INFORMATION SHOWN:
+++
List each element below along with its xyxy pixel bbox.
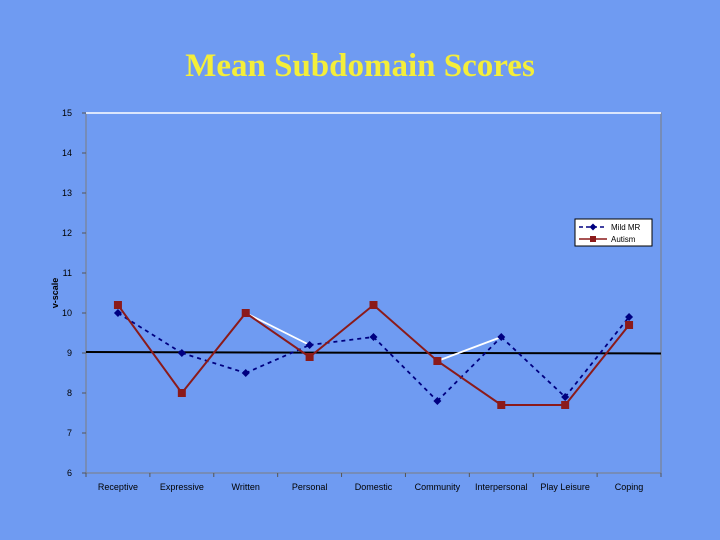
mild-mr-point: [177, 349, 186, 357]
mild-mr-segment: [500, 336, 566, 398]
autism-point: [177, 389, 186, 397]
mild-mr-point: [625, 313, 634, 321]
autism-point: [241, 309, 250, 317]
x-tick-label: Coping: [615, 482, 644, 492]
autism-point: [305, 353, 314, 361]
mild-mr-point: [497, 333, 506, 341]
legend-autism-label: Autism: [611, 235, 636, 244]
legend-mild-mr-marker: [589, 223, 597, 231]
autism-point: [433, 357, 442, 365]
x-tick-label: Receptive: [98, 482, 138, 492]
y-axis-label: v-scale: [50, 278, 60, 309]
x-tick-label: Play Leisure: [540, 482, 590, 492]
mild-mr-segment: [564, 316, 630, 398]
mild-mr-segment: [436, 336, 502, 402]
y-tick-label: 10: [62, 308, 72, 318]
y-tick-label: 6: [67, 468, 72, 478]
autism-point: [113, 301, 122, 309]
x-tick-label: Interpersonal: [475, 482, 528, 492]
divergence-segment: [437, 336, 502, 362]
chart-axes: [82, 112, 662, 477]
y-tick-label: 9: [67, 348, 72, 358]
chart-markers: [113, 301, 634, 409]
legend-box: [574, 218, 653, 247]
mild-mr-point: [113, 309, 122, 317]
x-tick-label: Written: [232, 482, 260, 492]
autism-point: [561, 401, 570, 409]
mild-mr-point: [369, 333, 378, 341]
y-tick-label: 13: [62, 188, 72, 198]
mild-mr-point: [241, 369, 250, 377]
x-tick-label: Community: [415, 482, 461, 492]
plot-area: [85, 112, 662, 474]
page-title: Mean Subdomain Scores: [185, 48, 535, 84]
legend-autism-marker: [590, 236, 596, 242]
mild-mr-segment: [309, 336, 374, 346]
x-tick-label: Expressive: [160, 482, 204, 492]
autism-point: [369, 301, 378, 309]
chart-lines: [85, 303, 662, 406]
y-tick-label: 15: [62, 108, 72, 118]
reference-line: [85, 351, 662, 355]
autism-line: [117, 303, 630, 406]
mild-mr-point: [305, 341, 314, 349]
y-tick-label: 11: [63, 268, 72, 278]
divergence-segment: [245, 312, 311, 346]
autism-point: [625, 321, 634, 329]
y-tick-label: 14: [62, 148, 72, 158]
y-tick-label: 12: [62, 228, 72, 238]
y-tick-label: 7: [67, 428, 72, 438]
mild-mr-point: [561, 393, 570, 401]
mild-mr-point: [433, 397, 442, 405]
chart-legend: Mild MR Autism: [574, 218, 653, 247]
chart-labels: 6 7 8 9 10 11 12 13 14 15 Receptive Expressive Writt…: [50, 108, 643, 492]
legend-mild-mr-label: Mild MR: [611, 223, 641, 232]
mild-mr-segment: [181, 352, 246, 374]
y-tick-label: 8: [67, 388, 72, 398]
mild-mr-segment: [372, 336, 439, 402]
x-tick-label: Domestic: [355, 482, 393, 492]
x-tick-label: Personal: [292, 482, 328, 492]
autism-point: [497, 401, 506, 409]
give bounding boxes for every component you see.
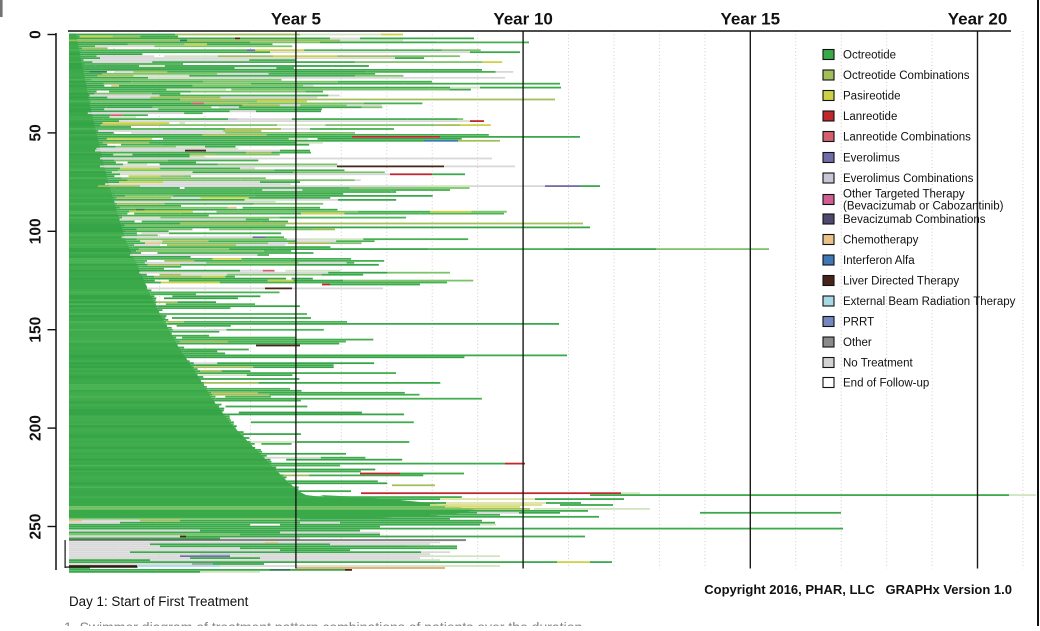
- svg-text:End of Follow-up: End of Follow-up: [843, 378, 929, 390]
- svg-text:150: 150: [28, 317, 45, 343]
- svg-text:Octreotide Combinations: Octreotide Combinations: [843, 70, 970, 82]
- svg-text:Everolimus Combinations: Everolimus Combinations: [843, 173, 974, 185]
- svg-text:Bevacizumab Combinations: Bevacizumab Combinations: [843, 214, 986, 226]
- svg-text:Year 15: Year 15: [721, 10, 781, 29]
- svg-text:No Treatment: No Treatment: [843, 358, 913, 370]
- svg-text:50: 50: [28, 124, 45, 141]
- svg-text:Everolimus: Everolimus: [843, 153, 900, 165]
- svg-text:Pasireotide: Pasireotide: [843, 91, 901, 103]
- svg-text:Interferon Alfa: Interferon Alfa: [843, 255, 915, 267]
- svg-text:External Beam Radiation Therap: External Beam Radiation Therapy: [843, 296, 1016, 308]
- svg-text:Other: Other: [843, 337, 872, 349]
- svg-text:250: 250: [28, 514, 45, 540]
- svg-text:Copyright 2016, PHAR, LLC GR: Copyright 2016, PHAR, LLC GRAPHx Version…: [704, 582, 1012, 597]
- svg-text:Octreotide: Octreotide: [843, 50, 896, 62]
- svg-text:0: 0: [28, 30, 45, 39]
- svg-text:200: 200: [28, 415, 45, 441]
- svg-text:Other Targeted Therapy: Other Targeted Therapy: [843, 189, 965, 201]
- svg-text:Year 20: Year 20: [948, 10, 1008, 29]
- svg-text:PRRT: PRRT: [843, 317, 874, 329]
- svg-text:Chemotherapy: Chemotherapy: [843, 235, 919, 247]
- svg-text:(Bevacizumab or Cabozantinib): (Bevacizumab or Cabozantinib): [843, 201, 1004, 213]
- svg-text:Year 5: Year 5: [271, 10, 321, 29]
- svg-text:Year 10: Year 10: [493, 10, 553, 29]
- svg-text:Lanreotide Combinations: Lanreotide Combinations: [843, 132, 971, 144]
- svg-text:Day 1: Start of First Treatmen: Day 1: Start of First Treatment: [69, 594, 249, 609]
- svg-text:100: 100: [28, 218, 45, 244]
- svg-text:1. Swimmer diagram of treatmen: 1. Swimmer diagram of treatment pattern …: [64, 619, 582, 626]
- svg-text:Lanreotide: Lanreotide: [843, 111, 897, 123]
- svg-text:Liver Directed Therapy: Liver Directed Therapy: [843, 276, 959, 288]
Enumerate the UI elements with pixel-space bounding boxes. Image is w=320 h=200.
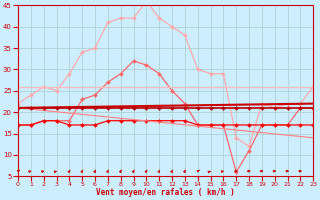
X-axis label: Vent moyen/en rafales ( km/h ): Vent moyen/en rafales ( km/h ) (96, 188, 235, 197)
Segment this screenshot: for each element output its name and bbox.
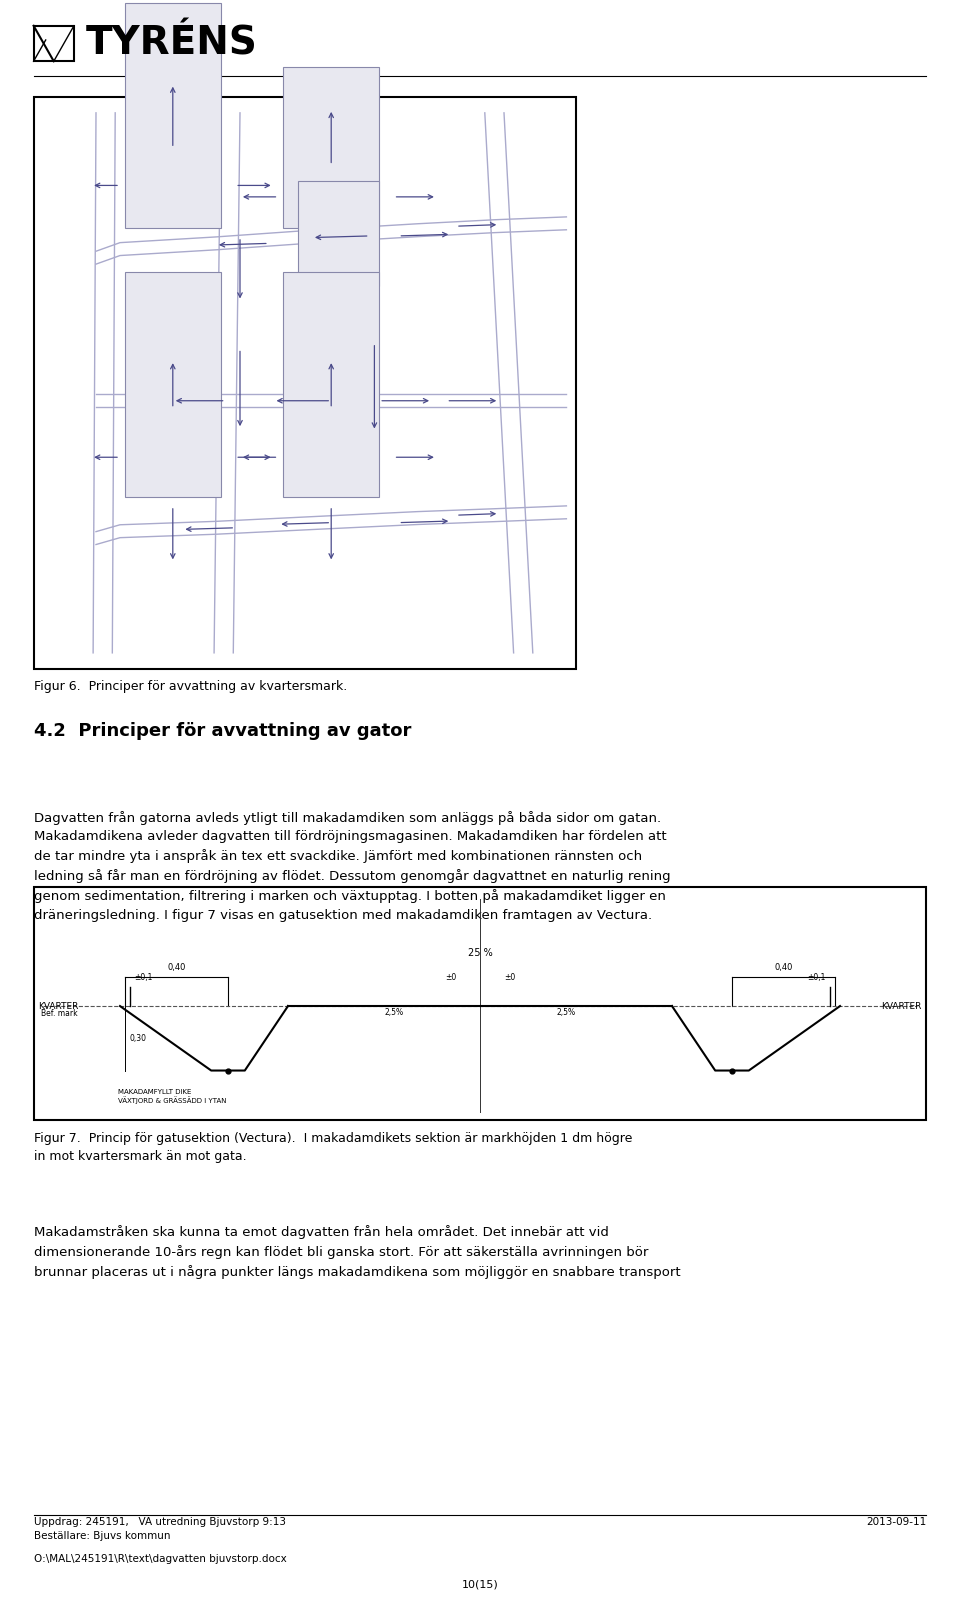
Text: ±0: ±0 xyxy=(504,974,516,982)
Text: 0,30: 0,30 xyxy=(130,1033,147,1043)
Bar xyxy=(125,3,221,229)
Text: Beställare: Bjuvs kommun: Beställare: Bjuvs kommun xyxy=(34,1531,170,1541)
Text: O:\MAL\245191\R\text\dagvatten bjuvstorp.docx: O:\MAL\245191\R\text\dagvatten bjuvstorp… xyxy=(34,1554,286,1564)
Text: MAKADAMFYLLT DIKE
VÄXTJORD & GRÄSSÄDD I YTAN: MAKADAMFYLLT DIKE VÄXTJORD & GRÄSSÄDD I … xyxy=(118,1090,227,1104)
Text: Figur 6.  Principer för avvattning av kvartersmark.: Figur 6. Principer för avvattning av kva… xyxy=(34,680,347,693)
Text: TYRÉNS: TYRÉNS xyxy=(85,24,257,63)
Text: ±0,1: ±0,1 xyxy=(807,974,826,982)
Bar xyxy=(34,26,74,61)
Text: 0,40: 0,40 xyxy=(167,964,186,972)
Bar xyxy=(298,181,379,285)
Text: 10(15): 10(15) xyxy=(462,1580,498,1589)
Text: Bef. mark: Bef. mark xyxy=(41,1009,78,1019)
Text: Dagvatten från gatorna avleds ytligt till makadamdiken som anläggs på båda sidor: Dagvatten från gatorna avleds ytligt til… xyxy=(34,811,670,922)
Text: 2,5%: 2,5% xyxy=(557,1009,576,1017)
Text: Uppdrag: 245191,   VA utredning Bjuvstorp 9:13: Uppdrag: 245191, VA utredning Bjuvstorp … xyxy=(34,1517,286,1527)
Bar xyxy=(34,97,576,669)
Text: ±0,1: ±0,1 xyxy=(134,974,153,982)
Text: 25 %: 25 % xyxy=(468,948,492,958)
Text: 4.2  Principer för avvattning av gator: 4.2 Principer för avvattning av gator xyxy=(34,722,411,740)
Bar xyxy=(125,271,221,496)
Text: Makadamstråken ska kunna ta emot dagvatten från hela området. Det innebär att vi: Makadamstråken ska kunna ta emot dagvatt… xyxy=(34,1225,681,1278)
Text: Figur 7.  Princip för gatusektion (Vectura).  I makadamdikets sektion är markhöj: Figur 7. Princip för gatusektion (Vectur… xyxy=(34,1132,632,1162)
Text: 2013-09-11: 2013-09-11 xyxy=(866,1517,926,1527)
Bar xyxy=(283,271,379,496)
Text: KVARTER: KVARTER xyxy=(38,1001,79,1011)
Bar xyxy=(34,887,926,1120)
Bar xyxy=(283,68,379,229)
Text: KVARTER: KVARTER xyxy=(881,1001,922,1011)
Text: 0,40: 0,40 xyxy=(774,964,793,972)
Text: 2,5%: 2,5% xyxy=(384,1009,403,1017)
Text: ±0: ±0 xyxy=(444,974,456,982)
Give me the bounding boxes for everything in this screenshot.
+++
GIVEN PROBLEM: Copy out the stretch of lines from the one containing "- svg-text:End of" through the one containing "- svg-text:Interferon Alfa: Interferon", keeping every character as it appears.

IN RESPONSE:
- svg-text:End of Follow-up: End of Follow-up: [843, 378, 929, 390]
- svg-text:150: 150: [28, 317, 45, 343]
- svg-text:Octreotide Combinations: Octreotide Combinations: [843, 70, 970, 82]
- svg-text:Everolimus Combinations: Everolimus Combinations: [843, 173, 974, 185]
- svg-text:Bevacizumab Combinations: Bevacizumab Combinations: [843, 214, 986, 226]
- svg-text:Year 15: Year 15: [721, 10, 781, 29]
- svg-text:No Treatment: No Treatment: [843, 358, 913, 370]
- svg-text:50: 50: [28, 124, 45, 141]
- svg-text:Everolimus: Everolimus: [843, 153, 900, 165]
- svg-text:Pasireotide: Pasireotide: [843, 91, 901, 103]
- svg-text:Interferon Alfa: Interferon Alfa: [843, 255, 915, 267]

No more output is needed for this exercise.